Items from a dataset:
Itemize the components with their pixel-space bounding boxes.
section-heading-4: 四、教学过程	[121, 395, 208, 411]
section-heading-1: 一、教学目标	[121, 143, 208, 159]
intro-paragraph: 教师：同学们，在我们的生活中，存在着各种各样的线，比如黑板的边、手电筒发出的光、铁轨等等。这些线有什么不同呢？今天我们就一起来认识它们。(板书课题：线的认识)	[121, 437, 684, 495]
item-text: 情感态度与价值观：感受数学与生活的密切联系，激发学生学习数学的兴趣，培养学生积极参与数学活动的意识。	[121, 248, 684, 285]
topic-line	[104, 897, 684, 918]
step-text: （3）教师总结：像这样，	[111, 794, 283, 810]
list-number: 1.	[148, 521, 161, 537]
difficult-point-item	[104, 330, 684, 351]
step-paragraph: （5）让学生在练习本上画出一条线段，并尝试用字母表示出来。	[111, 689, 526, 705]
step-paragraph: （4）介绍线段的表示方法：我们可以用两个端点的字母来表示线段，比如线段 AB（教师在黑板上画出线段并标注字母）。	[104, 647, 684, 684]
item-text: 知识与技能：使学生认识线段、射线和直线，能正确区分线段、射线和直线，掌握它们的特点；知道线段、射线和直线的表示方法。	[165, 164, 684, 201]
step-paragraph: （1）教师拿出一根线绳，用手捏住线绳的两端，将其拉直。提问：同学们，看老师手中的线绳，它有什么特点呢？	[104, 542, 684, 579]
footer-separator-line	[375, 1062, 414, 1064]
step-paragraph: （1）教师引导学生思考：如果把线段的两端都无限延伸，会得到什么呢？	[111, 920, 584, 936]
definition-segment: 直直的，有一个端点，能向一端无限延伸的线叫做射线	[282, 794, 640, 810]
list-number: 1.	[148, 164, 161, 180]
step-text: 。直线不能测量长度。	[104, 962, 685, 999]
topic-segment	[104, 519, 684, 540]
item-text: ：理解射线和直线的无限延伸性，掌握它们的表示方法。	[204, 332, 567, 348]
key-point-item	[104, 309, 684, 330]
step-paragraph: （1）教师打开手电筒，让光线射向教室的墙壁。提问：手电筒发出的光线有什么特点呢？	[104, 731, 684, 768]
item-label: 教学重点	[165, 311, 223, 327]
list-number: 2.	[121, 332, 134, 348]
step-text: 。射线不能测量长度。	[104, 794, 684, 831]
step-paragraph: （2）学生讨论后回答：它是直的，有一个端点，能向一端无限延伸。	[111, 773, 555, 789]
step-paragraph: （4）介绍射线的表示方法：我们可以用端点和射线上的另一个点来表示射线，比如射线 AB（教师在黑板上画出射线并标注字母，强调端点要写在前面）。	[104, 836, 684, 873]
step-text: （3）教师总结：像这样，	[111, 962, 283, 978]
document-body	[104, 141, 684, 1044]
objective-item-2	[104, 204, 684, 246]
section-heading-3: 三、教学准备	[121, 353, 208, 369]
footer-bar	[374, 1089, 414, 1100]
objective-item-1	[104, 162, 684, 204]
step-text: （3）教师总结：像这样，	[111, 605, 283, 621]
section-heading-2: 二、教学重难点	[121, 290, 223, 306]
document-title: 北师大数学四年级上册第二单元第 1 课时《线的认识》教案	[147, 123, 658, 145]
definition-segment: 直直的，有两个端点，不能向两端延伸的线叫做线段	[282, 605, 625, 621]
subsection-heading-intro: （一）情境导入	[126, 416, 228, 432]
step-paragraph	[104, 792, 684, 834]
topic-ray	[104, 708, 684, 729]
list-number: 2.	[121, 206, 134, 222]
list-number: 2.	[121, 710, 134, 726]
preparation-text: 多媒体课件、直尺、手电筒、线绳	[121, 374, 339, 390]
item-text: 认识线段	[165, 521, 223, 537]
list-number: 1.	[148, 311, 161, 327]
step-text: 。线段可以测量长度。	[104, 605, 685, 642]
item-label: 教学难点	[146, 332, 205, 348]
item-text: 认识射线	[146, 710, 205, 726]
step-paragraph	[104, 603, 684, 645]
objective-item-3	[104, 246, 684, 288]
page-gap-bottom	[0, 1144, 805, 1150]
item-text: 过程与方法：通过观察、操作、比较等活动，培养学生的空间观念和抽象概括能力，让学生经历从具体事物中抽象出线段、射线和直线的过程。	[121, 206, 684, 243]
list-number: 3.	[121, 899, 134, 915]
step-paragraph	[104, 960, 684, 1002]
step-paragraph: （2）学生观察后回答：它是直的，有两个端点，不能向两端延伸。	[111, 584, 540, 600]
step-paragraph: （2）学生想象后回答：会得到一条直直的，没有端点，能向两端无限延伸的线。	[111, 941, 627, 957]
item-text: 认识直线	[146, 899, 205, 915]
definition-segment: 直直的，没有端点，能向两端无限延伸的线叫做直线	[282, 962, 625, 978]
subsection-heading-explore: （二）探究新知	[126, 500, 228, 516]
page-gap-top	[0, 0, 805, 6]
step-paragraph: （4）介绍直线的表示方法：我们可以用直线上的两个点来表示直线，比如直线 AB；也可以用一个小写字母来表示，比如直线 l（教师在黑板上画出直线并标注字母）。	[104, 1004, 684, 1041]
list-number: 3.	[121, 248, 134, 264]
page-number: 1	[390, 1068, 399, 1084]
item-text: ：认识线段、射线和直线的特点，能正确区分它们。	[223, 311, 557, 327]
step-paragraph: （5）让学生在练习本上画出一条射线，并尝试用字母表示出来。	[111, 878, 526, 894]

Given request: Rewrite all of the material above, changing every "step-paragraph" to "procedure-paragraph" and leaving everything else untouched.

Task solution:
Itemize the components with their pixel-space bounding boxes.
section-heading-4: 四、教学过程	[121, 395, 208, 411]
section-heading-1: 一、教学目标	[121, 143, 208, 159]
intro-paragraph: 教师：同学们，在我们的生活中，存在着各种各样的线，比如黑板的边、手电筒发出的光、铁轨等等。这些线有什么不同呢？今天我们就一起来认识它们。(板书课题：线的认识)	[121, 437, 684, 495]
item-text: 情感态度与价值观：感受数学与生活的密切联系，激发学生学习数学的兴趣，培养学生积极参与数学活动的意识。	[121, 248, 684, 285]
topic-line	[104, 897, 684, 918]
step-text: （3）教师总结：像这样，	[111, 794, 283, 810]
list-number: 1.	[148, 521, 161, 537]
difficult-point-item	[104, 330, 684, 351]
procedure-paragraph: （5）让学生在练习本上画出一条线段，并尝试用字母表示出来。	[111, 689, 526, 705]
procedure-paragraph: （4）介绍线段的表示方法：我们可以用两个端点的字母来表示线段，比如线段 AB（教师在黑板上画出线段并标注字母）。	[104, 647, 684, 684]
item-text: 知识与技能：使学生认识线段、射线和直线，能正确区分线段、射线和直线，掌握它们的特点；知道线段、射线和直线的表示方法。	[165, 164, 684, 201]
procedure-paragraph: （1）教师拿出一根线绳，用手捏住线绳的两端，将其拉直。提问：同学们，看老师手中的线绳，它有什么特点呢？	[104, 542, 684, 579]
footer-separator-line	[375, 1062, 414, 1064]
procedure-paragraph: （1）教师引导学生思考：如果把线段的两端都无限延伸，会得到什么呢？	[111, 920, 584, 936]
definition-segment: 直直的，有一个端点，能向一端无限延伸的线叫做射线	[282, 794, 640, 810]
list-number: 1.	[148, 164, 161, 180]
step-text: 。直线不能测量长度。	[104, 962, 685, 999]
topic-segment	[104, 519, 684, 540]
item-text: ：理解射线和直线的无限延伸性，掌握它们的表示方法。	[204, 332, 567, 348]
key-point-item	[104, 309, 684, 330]
procedure-paragraph: （1）教师打开手电筒，让光线射向教室的墙壁。提问：手电筒发出的光线有什么特点呢？	[104, 731, 684, 768]
item-label: 教学重点	[165, 311, 223, 327]
list-number: 2.	[121, 332, 134, 348]
step-text: 。射线不能测量长度。	[104, 794, 684, 831]
procedure-paragraph: （2）学生讨论后回答：它是直的，有一个端点，能向一端无限延伸。	[111, 773, 555, 789]
procedure-paragraph: （4）介绍射线的表示方法：我们可以用端点和射线上的另一个点来表示射线，比如射线 AB（教师在黑板上画出射线并标注字母，强调端点要写在前面）。	[104, 836, 684, 873]
step-text: （3）教师总结：像这样，	[111, 962, 283, 978]
document-body	[104, 141, 684, 1044]
objective-item-2	[104, 204, 684, 246]
section-heading-3: 三、教学准备	[121, 353, 208, 369]
footer-bar	[374, 1089, 414, 1100]
objective-item-1	[104, 162, 684, 204]
step-text: （3）教师总结：像这样，	[111, 605, 283, 621]
section-heading-2: 二、教学重难点	[121, 290, 223, 306]
document-title: 北师大数学四年级上册第二单元第 1 课时《线的认识》教案	[147, 123, 658, 145]
definition-segment: 直直的，有两个端点，不能向两端延伸的线叫做线段	[282, 605, 625, 621]
subsection-heading-intro: （一）情境导入	[126, 416, 228, 432]
procedure-paragraph	[104, 792, 684, 834]
topic-ray	[104, 708, 684, 729]
list-number: 2.	[121, 206, 134, 222]
list-number: 2.	[121, 710, 134, 726]
preparation-text: 多媒体课件、直尺、手电筒、线绳	[121, 374, 339, 390]
item-text: 认识线段	[165, 521, 223, 537]
list-number: 1.	[148, 311, 161, 327]
step-text: 。线段可以测量长度。	[104, 605, 685, 642]
item-label: 教学难点	[146, 332, 205, 348]
item-text: 认识射线	[146, 710, 205, 726]
procedure-paragraph	[104, 603, 684, 645]
objective-item-3	[104, 246, 684, 288]
page-gap-bottom	[0, 1144, 805, 1150]
item-text: 过程与方法：通过观察、操作、比较等活动，培养学生的空间观念和抽象概括能力，让学生经历从具体事物中抽象出线段、射线和直线的过程。	[121, 206, 684, 243]
list-number: 3.	[121, 899, 134, 915]
procedure-paragraph	[104, 960, 684, 1002]
procedure-paragraph: （2）学生观察后回答：它是直的，有两个端点，不能向两端延伸。	[111, 584, 540, 600]
procedure-paragraph: （2）学生想象后回答：会得到一条直直的，没有端点，能向两端无限延伸的线。	[111, 941, 627, 957]
item-text: 认识直线	[146, 899, 205, 915]
definition-segment: 直直的，没有端点，能向两端无限延伸的线叫做直线	[282, 962, 625, 978]
subsection-heading-explore: （二）探究新知	[126, 500, 228, 516]
page-gap-top	[0, 0, 805, 6]
procedure-paragraph: （4）介绍直线的表示方法：我们可以用直线上的两个点来表示直线，比如直线 AB；也可以用一个小写字母来表示，比如直线 l（教师在黑板上画出直线并标注字母）。	[104, 1004, 684, 1041]
list-number: 3.	[121, 248, 134, 264]
page-number: 1	[390, 1068, 399, 1084]
item-text: ：认识线段、射线和直线的特点，能正确区分它们。	[223, 311, 557, 327]
procedure-paragraph: （5）让学生在练习本上画出一条射线，并尝试用字母表示出来。	[111, 878, 526, 894]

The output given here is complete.